-- begin RECORDS FOR PROCESSING --

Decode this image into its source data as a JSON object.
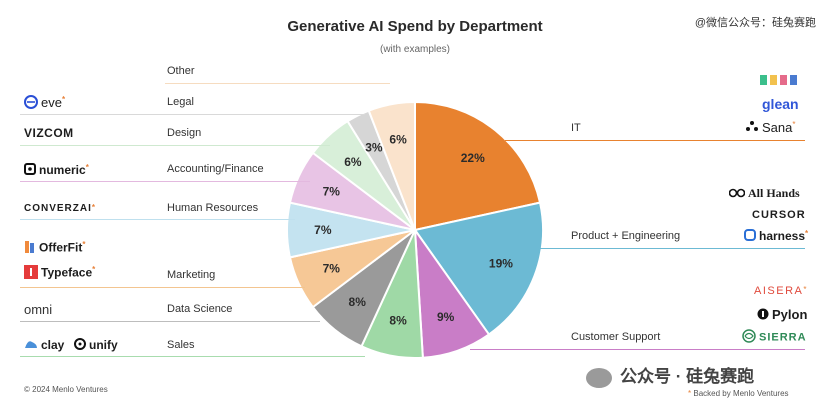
{
  "header": {
    "title": "Generative AI Spend by Department",
    "subtitle": "(with examples)",
    "watermark_top": "@微信公众号：硅兔赛跑"
  },
  "chart_data": {
    "type": "pie",
    "title": "Generative AI Spend by Department",
    "subtitle": "(with examples)",
    "slices": [
      {
        "label": "IT",
        "value": 22,
        "display": "22%",
        "color": "#e8822f"
      },
      {
        "label": "Product + Engineering",
        "value": 19,
        "display": "19%",
        "color": "#6cbad4"
      },
      {
        "label": "Customer Support",
        "value": 9,
        "display": "9%",
        "color": "#c97dc7"
      },
      {
        "label": "Sales",
        "value": 8,
        "display": "8%",
        "color": "#9fd9a6"
      },
      {
        "label": "Data Science",
        "value": 8,
        "display": "8%",
        "color": "#9a9a9a"
      },
      {
        "label": "Marketing",
        "value": 7,
        "display": "7%",
        "color": "#f6c896"
      },
      {
        "label": "Human Resources",
        "value": 7,
        "display": "7%",
        "color": "#c4e3f0"
      },
      {
        "label": "Accounting/Finance",
        "value": 7,
        "display": "7%",
        "color": "#e8c4e5"
      },
      {
        "label": "Design",
        "value": 6,
        "display": "6%",
        "color": "#d8efd9"
      },
      {
        "label": "Legal",
        "value": 3,
        "display": "3%",
        "color": "#d6d6d6"
      },
      {
        "label": "Other",
        "value": 6,
        "display": "6%",
        "color": "#fae3cc"
      }
    ]
  },
  "left_rows": [
    {
      "dept": "Other",
      "logos": []
    },
    {
      "dept": "Legal",
      "logos": [
        "eve"
      ]
    },
    {
      "dept": "Design",
      "logos": [
        "VIZCOM"
      ]
    },
    {
      "dept": "Accounting/Finance",
      "logos": [
        "numeric"
      ]
    },
    {
      "dept": "Human Resources",
      "logos": [
        "CONVERZAI"
      ]
    },
    {
      "dept": "Marketing",
      "logos": [
        "OfferFit",
        "Typeface"
      ]
    },
    {
      "dept": "Data Science",
      "logos": [
        "omni"
      ]
    },
    {
      "dept": "Sales",
      "logos": [
        "clay",
        "unify"
      ]
    }
  ],
  "right_rows": [
    {
      "dept": "IT",
      "logos": [
        "glean",
        "Sana"
      ]
    },
    {
      "dept": "Product + Engineering",
      "logos": [
        "All Hands",
        "CURSOR",
        "harness"
      ]
    },
    {
      "dept": "Customer Support",
      "logos": [
        "AISERA",
        "Pylon",
        "SIERRA"
      ]
    }
  ],
  "footer": {
    "copyright": "© 2024 Menlo Ventures",
    "backed": "Backed by Menlo Ventures",
    "star": "*",
    "watermark_bottom": "公众号 · 硅兔赛跑"
  },
  "colors": {
    "it_line": "#e8822f",
    "product_line": "#6cbad4",
    "support_line": "#c97dc7"
  }
}
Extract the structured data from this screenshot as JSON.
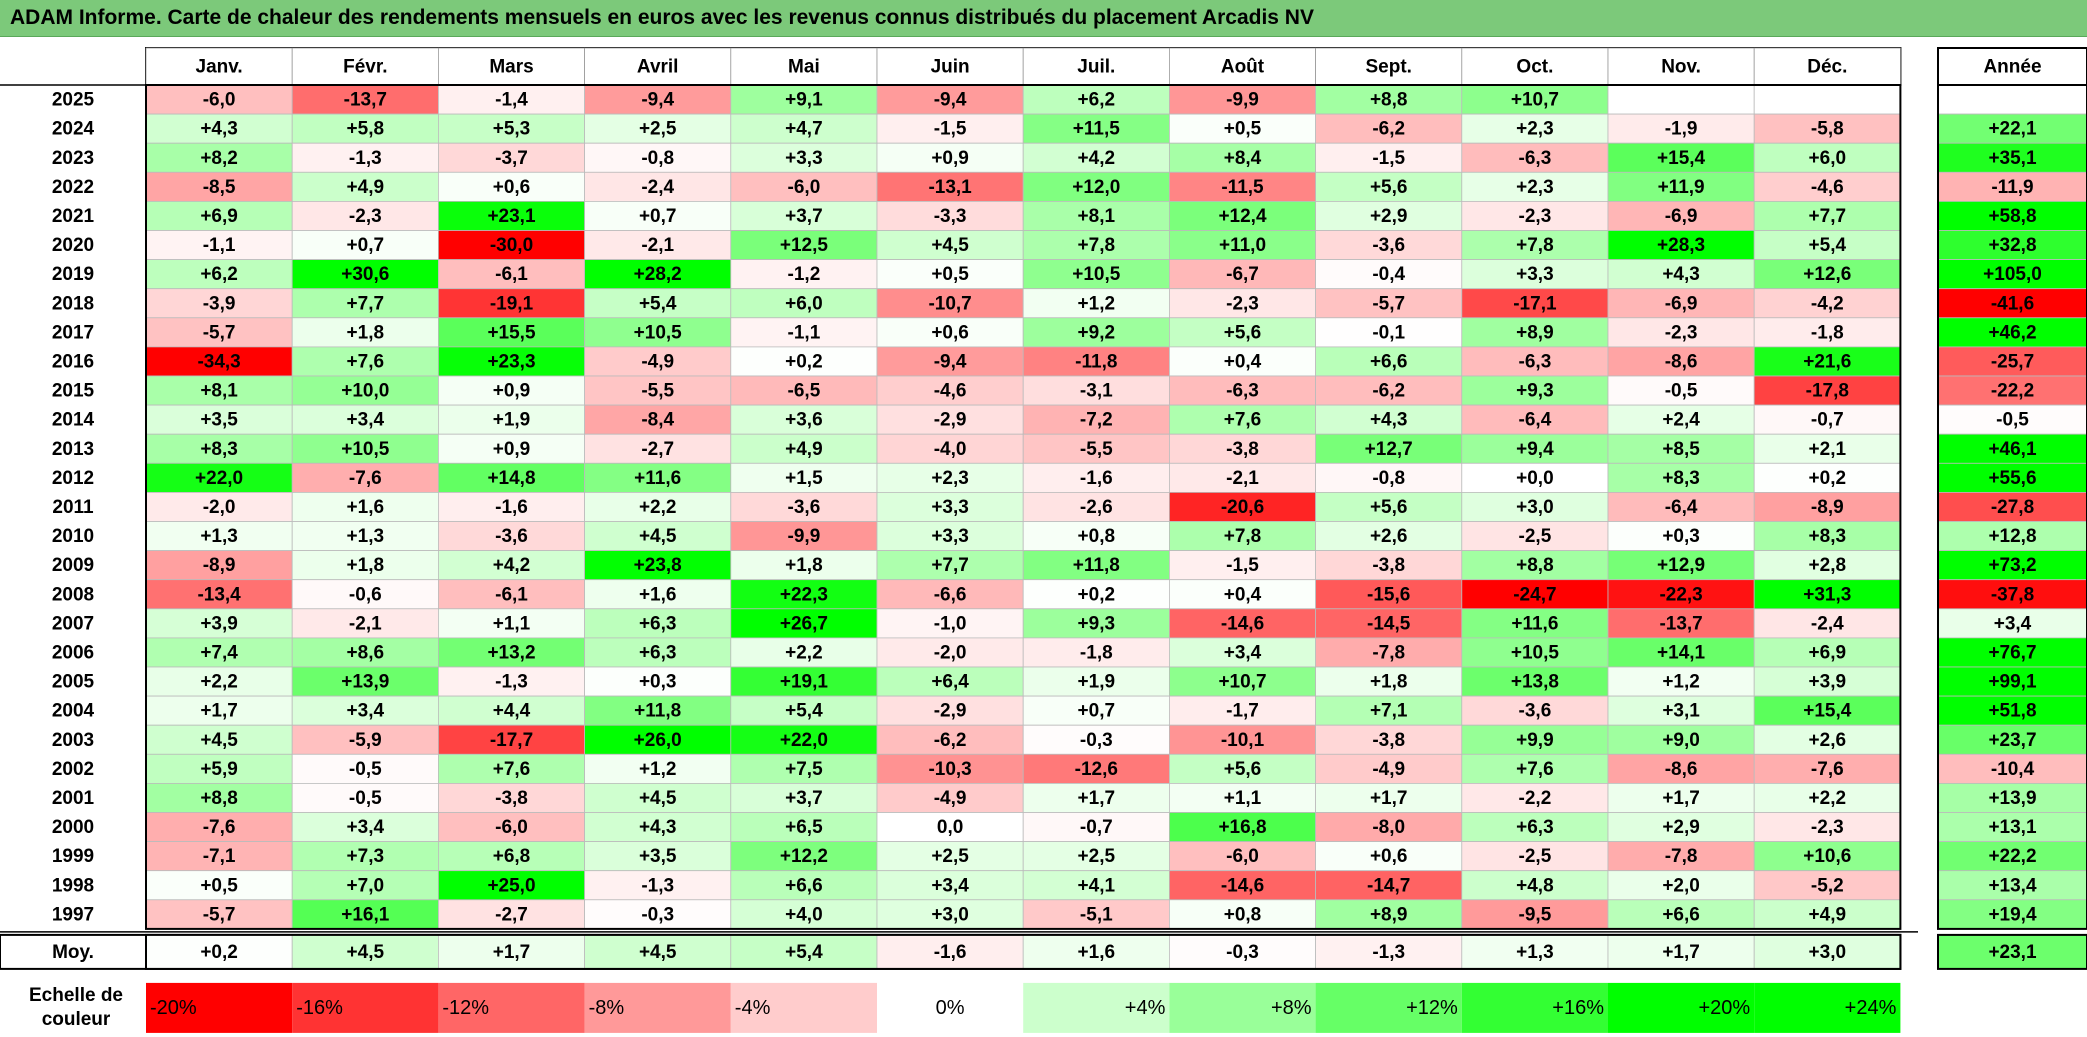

-- end RECORDS FOR PROCESSING --

PROBLEM STATEMENT:
Determine how many lines of the records above contain the word "硅兔赛跑", and report only that number.

CORRECT ANSWER:
2